▶ WORK TO COMPLETE: Turn the stretch of material from the line containing "Patent image size: (1071, 1287)." through the line containing "The brake roller 9 is at (471, 514)." into a numbered list, dropping any blank lines.

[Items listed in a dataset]
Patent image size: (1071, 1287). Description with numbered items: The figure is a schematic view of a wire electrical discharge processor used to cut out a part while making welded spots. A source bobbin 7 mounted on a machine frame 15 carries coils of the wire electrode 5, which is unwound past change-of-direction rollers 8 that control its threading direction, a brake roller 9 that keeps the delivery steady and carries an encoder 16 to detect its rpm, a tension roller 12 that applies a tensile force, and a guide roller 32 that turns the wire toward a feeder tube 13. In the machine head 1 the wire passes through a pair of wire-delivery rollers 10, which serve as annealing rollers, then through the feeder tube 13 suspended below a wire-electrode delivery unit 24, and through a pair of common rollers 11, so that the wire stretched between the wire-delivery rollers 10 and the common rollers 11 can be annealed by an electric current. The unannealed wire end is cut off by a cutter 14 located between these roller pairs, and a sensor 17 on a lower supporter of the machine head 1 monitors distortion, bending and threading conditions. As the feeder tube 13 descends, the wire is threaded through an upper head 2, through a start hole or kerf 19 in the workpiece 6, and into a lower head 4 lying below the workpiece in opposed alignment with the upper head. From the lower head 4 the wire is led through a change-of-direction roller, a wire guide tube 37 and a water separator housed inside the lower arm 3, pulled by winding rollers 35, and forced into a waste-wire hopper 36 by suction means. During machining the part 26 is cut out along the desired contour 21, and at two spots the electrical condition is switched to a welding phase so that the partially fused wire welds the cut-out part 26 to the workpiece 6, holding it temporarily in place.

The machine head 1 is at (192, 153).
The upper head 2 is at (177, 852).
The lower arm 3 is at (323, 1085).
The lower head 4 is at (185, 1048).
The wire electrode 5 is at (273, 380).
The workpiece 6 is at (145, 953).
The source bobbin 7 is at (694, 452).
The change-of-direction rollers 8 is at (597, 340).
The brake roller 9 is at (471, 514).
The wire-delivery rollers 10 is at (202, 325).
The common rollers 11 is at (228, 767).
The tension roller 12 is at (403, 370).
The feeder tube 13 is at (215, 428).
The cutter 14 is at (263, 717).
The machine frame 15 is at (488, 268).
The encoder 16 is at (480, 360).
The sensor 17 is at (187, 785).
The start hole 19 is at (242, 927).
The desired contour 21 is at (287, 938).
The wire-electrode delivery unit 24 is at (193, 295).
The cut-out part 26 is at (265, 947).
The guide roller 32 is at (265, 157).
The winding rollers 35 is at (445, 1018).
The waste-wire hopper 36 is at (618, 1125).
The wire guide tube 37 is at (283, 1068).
--
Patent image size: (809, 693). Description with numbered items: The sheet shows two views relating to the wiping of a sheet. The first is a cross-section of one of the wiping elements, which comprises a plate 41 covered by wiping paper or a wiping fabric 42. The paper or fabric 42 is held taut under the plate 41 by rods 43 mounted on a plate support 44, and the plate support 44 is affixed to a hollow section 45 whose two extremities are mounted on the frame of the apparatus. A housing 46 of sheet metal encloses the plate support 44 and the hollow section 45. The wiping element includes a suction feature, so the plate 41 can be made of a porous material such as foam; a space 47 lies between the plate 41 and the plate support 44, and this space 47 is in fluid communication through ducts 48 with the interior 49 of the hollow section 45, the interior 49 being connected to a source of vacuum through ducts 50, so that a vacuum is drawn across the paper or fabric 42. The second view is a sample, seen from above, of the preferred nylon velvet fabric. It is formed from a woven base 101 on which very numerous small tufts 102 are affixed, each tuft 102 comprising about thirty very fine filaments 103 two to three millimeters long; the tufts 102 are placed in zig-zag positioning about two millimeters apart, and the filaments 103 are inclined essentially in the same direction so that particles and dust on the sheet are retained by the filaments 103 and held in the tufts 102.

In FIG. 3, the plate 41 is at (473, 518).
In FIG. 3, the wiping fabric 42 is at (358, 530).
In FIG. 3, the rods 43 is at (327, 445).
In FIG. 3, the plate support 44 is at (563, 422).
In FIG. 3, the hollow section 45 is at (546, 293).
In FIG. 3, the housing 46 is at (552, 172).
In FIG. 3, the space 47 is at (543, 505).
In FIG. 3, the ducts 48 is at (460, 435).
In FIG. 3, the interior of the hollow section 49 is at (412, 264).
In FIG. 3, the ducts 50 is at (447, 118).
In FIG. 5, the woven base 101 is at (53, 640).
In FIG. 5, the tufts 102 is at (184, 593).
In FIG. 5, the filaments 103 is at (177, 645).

▶ ANSWER TO THE PROBLEM:
1. Patent image size: (1071, 1287). Description with numbered items: The figure is a schematic view of a wire electrical discharge processor used to cut out a part while making welded spots. A source bobbin 7 mounted on a machine frame 15 carries coils of the wire electrode 5, which is unwound past change-of-direction rollers 8 that control its threading direction, a brake roller 9 that keeps the delivery steady and carries an encoder 16 to detect its rpm, a tension roller 12 that applies a tensile force, and a guide roller 32 that turns the wire toward a feeder tube 13. In the machine head 1 the wire passes through a pair of wire-delivery rollers 10, which serve as annealing rollers, then through the feeder tube 13 suspended below a wire-electrode delivery unit 24, and through a pair of common rollers 11, so that the wire stretched between the wire-delivery rollers 10 and the common rollers 11 can be annealed by an electric current. The unannealed wire end is cut off by a cutter 14 located between these roller pairs, and a sensor 17 on a lower supporter of the machine head 1 monitors distortion, bending and threading conditions. As the feeder tube 13 descends, the wire is threaded through an upper head 2, through a start hole or kerf 19 in the workpiece 6, and into a lower head 4 lying below the workpiece in opposed alignment with the upper head. From the lower head 4 the wire is led through a change-of-direction roller, a wire guide tube 37 and a water separator housed inside the lower arm 3, pulled by winding rollers 35, and forced into a waste-wire hopper 36 by suction means. During machining the part 26 is cut out along the desired contour 21, and at two spots the electrical condition is switched to a welding phase so that the partially fused wire welds the cut-out part 26 to the workpiece 6, holding it temporarily in place.
2. The machine head 1 is at (192, 153).
3. The upper head 2 is at (177, 852).
4. The lower arm 3 is at (323, 1085).
5. The lower head 4 is at (185, 1048).
6. The wire electrode 5 is at (273, 380).
7. The workpiece 6 is at (145, 953).
8. The source bobbin 7 is at (694, 452).
9. The change-of-direction rollers 8 is at (597, 340).
10. The brake roller 9 is at (471, 514).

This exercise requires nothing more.